§ SHORT TASK
Of the lines in the entries below, state how many hold the word "تنخفض". Say nothing else.

§ RECORDS TO USE
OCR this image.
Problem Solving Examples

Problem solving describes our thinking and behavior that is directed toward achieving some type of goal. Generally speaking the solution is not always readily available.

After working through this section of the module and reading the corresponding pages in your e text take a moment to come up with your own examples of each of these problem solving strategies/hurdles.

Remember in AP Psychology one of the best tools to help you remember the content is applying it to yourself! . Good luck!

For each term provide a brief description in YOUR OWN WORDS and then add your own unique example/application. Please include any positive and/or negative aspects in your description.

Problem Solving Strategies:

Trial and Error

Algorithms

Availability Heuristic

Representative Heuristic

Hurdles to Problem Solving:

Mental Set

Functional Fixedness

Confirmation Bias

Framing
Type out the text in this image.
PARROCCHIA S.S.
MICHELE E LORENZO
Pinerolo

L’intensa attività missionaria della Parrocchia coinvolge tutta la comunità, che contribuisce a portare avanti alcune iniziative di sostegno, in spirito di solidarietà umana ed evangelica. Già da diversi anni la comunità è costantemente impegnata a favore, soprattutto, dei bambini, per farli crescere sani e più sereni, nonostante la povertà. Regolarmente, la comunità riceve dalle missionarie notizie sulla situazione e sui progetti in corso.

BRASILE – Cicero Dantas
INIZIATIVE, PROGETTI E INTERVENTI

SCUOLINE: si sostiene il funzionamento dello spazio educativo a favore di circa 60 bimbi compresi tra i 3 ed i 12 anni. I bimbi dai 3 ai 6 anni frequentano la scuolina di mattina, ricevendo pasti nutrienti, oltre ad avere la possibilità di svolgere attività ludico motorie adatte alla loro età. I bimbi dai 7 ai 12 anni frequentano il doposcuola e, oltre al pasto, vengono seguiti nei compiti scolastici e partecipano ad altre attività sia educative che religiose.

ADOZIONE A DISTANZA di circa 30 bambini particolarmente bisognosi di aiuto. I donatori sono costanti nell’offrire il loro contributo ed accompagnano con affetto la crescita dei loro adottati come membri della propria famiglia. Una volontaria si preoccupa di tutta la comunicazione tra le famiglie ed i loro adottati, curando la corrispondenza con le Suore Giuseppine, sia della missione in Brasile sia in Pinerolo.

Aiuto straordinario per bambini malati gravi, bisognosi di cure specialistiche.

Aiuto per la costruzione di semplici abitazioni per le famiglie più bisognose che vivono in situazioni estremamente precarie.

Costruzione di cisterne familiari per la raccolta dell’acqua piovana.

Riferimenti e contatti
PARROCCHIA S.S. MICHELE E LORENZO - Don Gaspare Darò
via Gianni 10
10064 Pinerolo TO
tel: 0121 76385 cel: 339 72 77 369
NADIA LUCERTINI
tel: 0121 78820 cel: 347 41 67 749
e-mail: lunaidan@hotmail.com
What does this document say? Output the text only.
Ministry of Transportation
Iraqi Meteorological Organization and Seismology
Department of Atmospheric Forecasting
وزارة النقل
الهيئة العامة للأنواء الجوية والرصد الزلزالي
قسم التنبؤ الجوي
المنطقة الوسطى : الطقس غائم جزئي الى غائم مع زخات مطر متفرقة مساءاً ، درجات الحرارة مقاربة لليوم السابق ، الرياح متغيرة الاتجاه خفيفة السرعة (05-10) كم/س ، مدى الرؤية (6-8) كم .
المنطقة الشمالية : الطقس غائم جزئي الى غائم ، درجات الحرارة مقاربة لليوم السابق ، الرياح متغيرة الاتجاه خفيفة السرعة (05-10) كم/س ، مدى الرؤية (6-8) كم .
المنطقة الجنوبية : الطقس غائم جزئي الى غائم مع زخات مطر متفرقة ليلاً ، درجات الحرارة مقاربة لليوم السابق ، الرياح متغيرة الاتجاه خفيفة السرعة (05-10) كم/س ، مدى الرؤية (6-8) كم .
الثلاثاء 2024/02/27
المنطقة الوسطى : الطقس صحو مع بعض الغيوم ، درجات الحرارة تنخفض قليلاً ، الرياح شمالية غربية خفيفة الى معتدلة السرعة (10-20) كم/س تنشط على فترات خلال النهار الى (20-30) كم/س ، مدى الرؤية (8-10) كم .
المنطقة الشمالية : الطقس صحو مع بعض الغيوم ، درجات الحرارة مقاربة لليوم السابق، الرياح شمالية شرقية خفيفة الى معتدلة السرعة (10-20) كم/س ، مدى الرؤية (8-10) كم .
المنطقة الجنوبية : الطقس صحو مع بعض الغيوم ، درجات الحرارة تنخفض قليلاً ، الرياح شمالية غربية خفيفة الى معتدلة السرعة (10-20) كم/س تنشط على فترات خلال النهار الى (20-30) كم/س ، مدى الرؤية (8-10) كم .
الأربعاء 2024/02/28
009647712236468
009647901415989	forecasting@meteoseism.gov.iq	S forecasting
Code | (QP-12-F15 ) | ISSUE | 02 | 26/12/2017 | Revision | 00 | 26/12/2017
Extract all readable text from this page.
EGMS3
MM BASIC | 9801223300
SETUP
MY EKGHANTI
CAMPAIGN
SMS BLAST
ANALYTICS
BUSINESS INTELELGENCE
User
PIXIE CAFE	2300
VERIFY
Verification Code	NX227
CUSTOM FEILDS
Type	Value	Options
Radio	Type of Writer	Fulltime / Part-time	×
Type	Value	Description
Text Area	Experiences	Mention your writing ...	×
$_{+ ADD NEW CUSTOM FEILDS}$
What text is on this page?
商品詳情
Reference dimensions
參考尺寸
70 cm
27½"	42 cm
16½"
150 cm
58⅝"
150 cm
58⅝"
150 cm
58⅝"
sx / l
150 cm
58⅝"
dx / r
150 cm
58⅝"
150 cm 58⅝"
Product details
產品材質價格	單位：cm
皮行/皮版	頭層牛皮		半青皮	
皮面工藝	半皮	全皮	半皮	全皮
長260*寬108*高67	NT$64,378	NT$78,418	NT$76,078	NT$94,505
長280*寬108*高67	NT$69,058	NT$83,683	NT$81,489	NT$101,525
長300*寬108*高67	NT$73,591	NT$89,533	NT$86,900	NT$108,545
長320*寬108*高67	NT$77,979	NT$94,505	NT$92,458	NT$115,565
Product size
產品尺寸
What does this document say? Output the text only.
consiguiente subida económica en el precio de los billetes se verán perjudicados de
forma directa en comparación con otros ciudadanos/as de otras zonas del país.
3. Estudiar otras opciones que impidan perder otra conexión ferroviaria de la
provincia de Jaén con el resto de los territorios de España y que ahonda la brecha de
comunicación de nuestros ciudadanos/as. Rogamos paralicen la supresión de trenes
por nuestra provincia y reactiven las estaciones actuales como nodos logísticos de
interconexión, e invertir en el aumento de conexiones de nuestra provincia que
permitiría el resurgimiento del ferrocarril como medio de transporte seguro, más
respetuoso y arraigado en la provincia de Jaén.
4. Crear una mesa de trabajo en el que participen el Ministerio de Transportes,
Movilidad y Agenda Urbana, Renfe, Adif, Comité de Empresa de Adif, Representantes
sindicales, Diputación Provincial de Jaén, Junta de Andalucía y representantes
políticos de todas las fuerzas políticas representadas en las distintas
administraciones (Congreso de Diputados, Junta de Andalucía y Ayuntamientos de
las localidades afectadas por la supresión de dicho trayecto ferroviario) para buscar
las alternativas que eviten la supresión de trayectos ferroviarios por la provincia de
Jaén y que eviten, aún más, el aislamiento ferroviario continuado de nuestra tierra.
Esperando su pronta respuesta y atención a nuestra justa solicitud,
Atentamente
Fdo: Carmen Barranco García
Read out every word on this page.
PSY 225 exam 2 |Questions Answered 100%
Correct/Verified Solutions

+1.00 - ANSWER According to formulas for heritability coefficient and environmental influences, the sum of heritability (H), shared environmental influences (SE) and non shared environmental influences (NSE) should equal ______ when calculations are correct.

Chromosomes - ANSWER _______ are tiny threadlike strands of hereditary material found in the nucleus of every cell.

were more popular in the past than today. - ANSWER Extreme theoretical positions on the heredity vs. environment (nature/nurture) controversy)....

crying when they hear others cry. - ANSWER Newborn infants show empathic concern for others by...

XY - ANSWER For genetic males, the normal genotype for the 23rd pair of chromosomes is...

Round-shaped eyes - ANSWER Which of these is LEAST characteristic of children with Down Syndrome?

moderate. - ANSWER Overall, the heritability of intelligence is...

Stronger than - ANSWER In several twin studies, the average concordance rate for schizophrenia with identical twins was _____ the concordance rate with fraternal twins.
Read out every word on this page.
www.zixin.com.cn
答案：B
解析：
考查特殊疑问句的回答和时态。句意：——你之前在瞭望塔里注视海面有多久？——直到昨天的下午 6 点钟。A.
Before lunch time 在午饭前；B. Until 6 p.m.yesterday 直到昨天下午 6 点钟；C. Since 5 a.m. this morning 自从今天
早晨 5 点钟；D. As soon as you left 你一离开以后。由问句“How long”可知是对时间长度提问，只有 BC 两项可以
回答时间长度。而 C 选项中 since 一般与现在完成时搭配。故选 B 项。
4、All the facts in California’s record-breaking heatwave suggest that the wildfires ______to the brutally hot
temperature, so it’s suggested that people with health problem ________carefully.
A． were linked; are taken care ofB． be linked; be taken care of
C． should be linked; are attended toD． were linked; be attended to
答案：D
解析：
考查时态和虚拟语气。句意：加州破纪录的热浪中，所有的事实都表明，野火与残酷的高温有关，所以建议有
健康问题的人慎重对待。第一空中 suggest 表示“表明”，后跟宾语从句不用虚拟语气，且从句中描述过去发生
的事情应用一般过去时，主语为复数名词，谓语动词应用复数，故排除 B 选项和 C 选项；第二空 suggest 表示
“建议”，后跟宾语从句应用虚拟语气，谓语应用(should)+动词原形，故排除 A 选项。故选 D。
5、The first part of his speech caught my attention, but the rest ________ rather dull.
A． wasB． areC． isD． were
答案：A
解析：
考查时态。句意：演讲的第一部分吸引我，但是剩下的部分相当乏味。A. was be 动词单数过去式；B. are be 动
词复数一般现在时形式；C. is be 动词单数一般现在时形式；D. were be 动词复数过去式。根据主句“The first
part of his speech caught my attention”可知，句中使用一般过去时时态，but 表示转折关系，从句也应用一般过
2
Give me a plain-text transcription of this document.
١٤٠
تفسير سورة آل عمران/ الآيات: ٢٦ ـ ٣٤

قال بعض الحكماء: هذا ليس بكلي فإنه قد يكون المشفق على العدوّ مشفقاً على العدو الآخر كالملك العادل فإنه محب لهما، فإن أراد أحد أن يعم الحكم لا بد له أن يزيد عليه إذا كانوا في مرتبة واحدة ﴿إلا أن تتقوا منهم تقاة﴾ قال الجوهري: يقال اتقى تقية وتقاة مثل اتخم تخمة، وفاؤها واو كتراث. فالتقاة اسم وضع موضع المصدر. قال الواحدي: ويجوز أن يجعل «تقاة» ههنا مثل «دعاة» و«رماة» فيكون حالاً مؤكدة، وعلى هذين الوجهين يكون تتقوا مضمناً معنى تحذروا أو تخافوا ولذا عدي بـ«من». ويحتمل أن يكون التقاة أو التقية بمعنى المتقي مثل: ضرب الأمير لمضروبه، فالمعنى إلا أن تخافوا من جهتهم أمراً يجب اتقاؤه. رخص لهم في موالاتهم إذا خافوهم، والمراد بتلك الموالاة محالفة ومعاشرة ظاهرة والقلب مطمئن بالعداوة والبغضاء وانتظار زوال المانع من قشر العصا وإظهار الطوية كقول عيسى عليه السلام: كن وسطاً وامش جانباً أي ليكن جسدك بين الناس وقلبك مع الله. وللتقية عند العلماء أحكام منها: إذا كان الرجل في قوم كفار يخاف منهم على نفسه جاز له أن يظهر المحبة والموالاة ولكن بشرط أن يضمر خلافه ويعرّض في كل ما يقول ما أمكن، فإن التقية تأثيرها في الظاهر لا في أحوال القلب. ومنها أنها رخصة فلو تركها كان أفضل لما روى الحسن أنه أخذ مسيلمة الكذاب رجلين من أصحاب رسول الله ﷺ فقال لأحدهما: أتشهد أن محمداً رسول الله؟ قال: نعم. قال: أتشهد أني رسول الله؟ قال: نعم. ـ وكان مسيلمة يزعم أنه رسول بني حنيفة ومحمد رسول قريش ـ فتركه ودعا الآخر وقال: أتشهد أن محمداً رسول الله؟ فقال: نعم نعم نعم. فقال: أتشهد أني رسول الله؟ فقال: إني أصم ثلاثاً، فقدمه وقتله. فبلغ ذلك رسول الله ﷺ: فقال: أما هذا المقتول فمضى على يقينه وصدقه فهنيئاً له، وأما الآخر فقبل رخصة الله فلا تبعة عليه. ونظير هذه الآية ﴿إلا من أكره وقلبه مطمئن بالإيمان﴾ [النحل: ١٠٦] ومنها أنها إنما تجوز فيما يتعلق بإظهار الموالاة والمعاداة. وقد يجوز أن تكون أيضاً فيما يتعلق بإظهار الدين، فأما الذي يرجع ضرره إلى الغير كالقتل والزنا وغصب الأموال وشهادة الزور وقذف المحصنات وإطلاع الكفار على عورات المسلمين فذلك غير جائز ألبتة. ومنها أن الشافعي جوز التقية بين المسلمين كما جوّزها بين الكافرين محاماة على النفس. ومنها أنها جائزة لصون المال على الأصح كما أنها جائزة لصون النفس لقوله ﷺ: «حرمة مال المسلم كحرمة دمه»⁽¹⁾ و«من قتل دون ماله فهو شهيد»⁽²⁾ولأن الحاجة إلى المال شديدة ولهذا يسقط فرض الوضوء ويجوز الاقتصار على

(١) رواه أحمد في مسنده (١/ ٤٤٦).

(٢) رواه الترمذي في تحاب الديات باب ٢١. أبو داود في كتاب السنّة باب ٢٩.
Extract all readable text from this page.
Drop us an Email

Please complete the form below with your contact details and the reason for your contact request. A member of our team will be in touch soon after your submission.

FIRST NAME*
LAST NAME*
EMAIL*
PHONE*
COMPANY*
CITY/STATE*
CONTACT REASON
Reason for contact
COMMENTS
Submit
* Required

§ RESULT OF THIS EXERCISE
2